* _Instruction_: In the entries that follow, find the word "thanh" and report each line it is on.

* _Supplied data_:
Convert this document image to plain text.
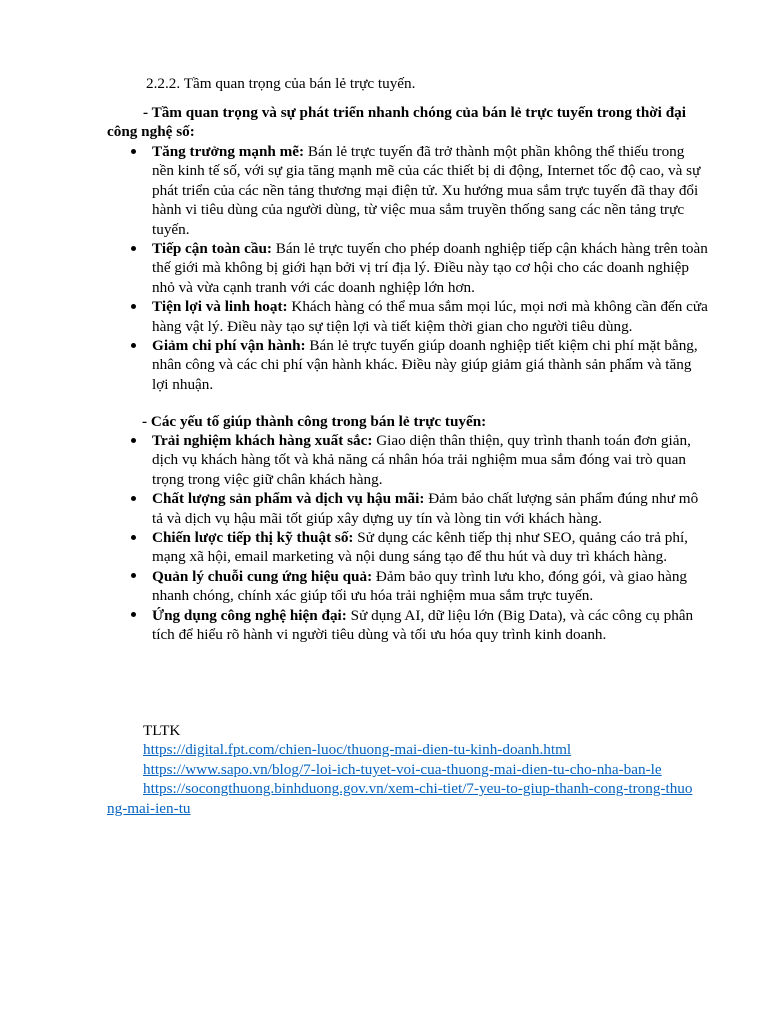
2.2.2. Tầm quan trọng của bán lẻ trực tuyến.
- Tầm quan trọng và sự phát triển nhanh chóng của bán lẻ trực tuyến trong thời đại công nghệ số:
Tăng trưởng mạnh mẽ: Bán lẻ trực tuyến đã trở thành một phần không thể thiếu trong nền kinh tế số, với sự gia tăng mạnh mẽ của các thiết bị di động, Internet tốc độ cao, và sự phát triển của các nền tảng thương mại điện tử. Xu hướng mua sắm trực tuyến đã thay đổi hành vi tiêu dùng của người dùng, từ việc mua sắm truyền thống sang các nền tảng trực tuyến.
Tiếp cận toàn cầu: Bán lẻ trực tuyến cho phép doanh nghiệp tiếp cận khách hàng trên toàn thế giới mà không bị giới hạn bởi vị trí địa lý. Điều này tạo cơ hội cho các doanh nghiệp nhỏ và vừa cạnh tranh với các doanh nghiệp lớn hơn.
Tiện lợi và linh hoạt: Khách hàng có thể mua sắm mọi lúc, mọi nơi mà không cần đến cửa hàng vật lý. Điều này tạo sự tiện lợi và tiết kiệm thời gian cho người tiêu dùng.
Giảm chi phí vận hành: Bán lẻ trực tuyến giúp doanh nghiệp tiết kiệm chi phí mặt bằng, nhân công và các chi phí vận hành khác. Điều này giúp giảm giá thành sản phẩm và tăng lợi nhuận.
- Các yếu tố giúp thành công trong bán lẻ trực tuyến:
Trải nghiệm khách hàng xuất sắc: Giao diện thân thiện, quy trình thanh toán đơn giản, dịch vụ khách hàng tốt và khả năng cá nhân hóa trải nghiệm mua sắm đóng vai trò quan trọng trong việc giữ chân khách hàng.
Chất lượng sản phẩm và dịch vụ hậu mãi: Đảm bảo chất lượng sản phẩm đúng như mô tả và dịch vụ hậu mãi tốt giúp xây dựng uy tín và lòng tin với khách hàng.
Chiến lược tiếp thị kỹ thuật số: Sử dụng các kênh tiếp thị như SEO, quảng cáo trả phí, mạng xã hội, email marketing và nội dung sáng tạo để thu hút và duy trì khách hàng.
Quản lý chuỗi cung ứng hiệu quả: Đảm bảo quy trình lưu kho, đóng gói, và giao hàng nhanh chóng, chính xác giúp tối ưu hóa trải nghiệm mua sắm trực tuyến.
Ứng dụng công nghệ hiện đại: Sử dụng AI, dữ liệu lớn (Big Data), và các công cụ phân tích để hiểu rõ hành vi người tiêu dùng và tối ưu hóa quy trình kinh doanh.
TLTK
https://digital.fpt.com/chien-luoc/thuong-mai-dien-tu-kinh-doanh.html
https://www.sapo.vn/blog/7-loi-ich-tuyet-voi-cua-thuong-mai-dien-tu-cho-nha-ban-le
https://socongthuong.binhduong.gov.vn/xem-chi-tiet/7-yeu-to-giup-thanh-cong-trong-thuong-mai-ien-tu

---

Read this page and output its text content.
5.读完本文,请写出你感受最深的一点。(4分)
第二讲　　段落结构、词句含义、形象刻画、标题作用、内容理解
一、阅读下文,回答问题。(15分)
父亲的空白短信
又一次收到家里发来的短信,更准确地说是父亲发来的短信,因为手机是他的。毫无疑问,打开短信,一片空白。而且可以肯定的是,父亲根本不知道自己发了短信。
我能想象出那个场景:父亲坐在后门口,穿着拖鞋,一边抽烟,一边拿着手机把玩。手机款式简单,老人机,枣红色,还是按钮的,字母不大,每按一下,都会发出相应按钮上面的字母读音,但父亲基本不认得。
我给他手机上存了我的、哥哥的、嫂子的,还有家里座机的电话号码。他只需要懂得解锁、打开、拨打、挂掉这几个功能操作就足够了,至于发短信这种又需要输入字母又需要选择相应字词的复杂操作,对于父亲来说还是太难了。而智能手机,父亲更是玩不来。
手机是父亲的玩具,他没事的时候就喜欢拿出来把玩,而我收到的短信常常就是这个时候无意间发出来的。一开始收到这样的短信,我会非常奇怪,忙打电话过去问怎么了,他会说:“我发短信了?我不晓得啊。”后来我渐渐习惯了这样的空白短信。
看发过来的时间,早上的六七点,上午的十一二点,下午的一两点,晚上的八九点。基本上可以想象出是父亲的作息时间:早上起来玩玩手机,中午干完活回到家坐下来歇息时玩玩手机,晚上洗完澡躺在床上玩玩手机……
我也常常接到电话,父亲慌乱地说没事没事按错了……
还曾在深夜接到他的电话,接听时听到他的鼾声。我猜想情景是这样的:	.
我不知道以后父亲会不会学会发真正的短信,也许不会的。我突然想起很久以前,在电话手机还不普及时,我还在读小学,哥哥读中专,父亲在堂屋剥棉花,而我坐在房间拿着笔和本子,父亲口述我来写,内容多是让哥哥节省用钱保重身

* _Exercise answer_:
Trải nghiệm khách hàng xuất sắc: Giao diện thân thiện, quy trình thanh toán đơn giản, dịch vụ khách hàng tốt và khả năng cá nhân hóa trải nghiệm mua sắm đóng vai trò quan trọng trong việc giữ chân khách hàng.
https://socongthuong.binhduong.gov.vn/xem-chi-tiet/7-yeu-to-giup-thanh-cong-trong-thuong-mai-ien-tu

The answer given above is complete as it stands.